Dataset excerpts:
===
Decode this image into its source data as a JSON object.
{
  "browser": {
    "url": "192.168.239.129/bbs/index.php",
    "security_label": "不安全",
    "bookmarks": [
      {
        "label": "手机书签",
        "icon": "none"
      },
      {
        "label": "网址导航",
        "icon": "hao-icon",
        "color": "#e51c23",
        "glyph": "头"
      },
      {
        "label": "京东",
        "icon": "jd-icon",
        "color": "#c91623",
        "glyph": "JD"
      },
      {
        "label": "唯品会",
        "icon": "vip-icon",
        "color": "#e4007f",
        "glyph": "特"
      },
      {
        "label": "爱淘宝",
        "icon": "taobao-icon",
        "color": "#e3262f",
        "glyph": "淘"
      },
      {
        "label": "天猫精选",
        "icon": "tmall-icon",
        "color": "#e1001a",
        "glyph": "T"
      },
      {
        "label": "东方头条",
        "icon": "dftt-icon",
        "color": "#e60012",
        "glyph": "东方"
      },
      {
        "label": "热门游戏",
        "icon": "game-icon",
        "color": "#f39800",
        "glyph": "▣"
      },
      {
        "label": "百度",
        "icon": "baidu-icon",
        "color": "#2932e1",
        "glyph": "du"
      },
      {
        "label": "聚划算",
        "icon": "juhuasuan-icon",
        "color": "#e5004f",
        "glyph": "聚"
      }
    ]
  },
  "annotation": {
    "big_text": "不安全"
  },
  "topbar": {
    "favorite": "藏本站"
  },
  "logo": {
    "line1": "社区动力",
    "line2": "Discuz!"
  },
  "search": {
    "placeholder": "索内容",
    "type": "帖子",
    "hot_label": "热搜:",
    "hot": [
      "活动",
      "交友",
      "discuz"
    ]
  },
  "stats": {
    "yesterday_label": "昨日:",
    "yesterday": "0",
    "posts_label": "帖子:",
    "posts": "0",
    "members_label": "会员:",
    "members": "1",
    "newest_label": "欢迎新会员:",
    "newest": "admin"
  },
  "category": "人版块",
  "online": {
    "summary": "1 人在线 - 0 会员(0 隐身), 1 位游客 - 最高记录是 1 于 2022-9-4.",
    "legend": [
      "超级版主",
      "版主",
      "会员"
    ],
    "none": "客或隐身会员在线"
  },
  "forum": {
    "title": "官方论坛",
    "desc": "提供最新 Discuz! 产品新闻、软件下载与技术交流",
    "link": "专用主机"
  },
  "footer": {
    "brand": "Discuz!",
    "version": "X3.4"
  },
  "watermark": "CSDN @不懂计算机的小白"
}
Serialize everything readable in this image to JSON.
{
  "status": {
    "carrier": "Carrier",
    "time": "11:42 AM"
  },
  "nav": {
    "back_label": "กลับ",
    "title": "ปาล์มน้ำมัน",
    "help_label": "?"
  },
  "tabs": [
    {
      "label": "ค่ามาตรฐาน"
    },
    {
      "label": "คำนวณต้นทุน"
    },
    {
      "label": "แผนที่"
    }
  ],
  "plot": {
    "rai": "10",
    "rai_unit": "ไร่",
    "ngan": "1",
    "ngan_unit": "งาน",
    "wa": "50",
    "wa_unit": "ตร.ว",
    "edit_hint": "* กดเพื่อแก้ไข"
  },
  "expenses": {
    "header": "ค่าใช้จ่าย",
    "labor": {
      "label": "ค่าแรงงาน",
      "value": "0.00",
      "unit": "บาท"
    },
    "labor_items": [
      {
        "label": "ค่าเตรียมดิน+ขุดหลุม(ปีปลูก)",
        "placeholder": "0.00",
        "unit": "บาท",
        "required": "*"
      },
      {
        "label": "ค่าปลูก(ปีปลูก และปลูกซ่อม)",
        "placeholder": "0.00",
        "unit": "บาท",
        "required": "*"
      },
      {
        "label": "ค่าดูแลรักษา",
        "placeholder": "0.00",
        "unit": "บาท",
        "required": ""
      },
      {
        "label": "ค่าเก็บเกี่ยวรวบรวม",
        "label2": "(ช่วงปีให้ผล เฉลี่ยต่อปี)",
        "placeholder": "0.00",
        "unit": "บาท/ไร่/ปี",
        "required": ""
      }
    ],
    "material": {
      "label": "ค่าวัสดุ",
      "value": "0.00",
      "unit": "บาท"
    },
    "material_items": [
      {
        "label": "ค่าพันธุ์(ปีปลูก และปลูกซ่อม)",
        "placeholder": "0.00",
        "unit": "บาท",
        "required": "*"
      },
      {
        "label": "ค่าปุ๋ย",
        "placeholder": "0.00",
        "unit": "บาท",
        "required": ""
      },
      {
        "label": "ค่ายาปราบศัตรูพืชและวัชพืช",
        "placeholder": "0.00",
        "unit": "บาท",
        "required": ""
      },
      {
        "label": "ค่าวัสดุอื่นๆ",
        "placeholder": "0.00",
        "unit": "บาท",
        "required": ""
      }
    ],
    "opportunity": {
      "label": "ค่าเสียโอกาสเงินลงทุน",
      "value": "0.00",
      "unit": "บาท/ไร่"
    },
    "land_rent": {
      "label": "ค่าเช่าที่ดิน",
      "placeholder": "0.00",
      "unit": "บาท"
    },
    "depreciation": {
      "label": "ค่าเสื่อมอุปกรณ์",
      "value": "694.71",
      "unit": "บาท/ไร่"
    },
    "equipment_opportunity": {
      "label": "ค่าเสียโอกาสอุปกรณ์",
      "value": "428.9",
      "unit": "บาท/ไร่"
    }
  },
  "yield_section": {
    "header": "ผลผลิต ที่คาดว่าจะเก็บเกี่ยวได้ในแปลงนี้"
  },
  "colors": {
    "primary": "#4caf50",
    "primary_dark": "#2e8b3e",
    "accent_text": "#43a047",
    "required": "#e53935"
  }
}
===
§ Task details
Copy, from the material, each line that holds the string "header".

§ Finished exercise
    "header": "ค่าใช้จ่าย",
    "header": "ผลผลิต ที่คาดว่าจะเก็บเกี่ยวได้ในแปลงนี้"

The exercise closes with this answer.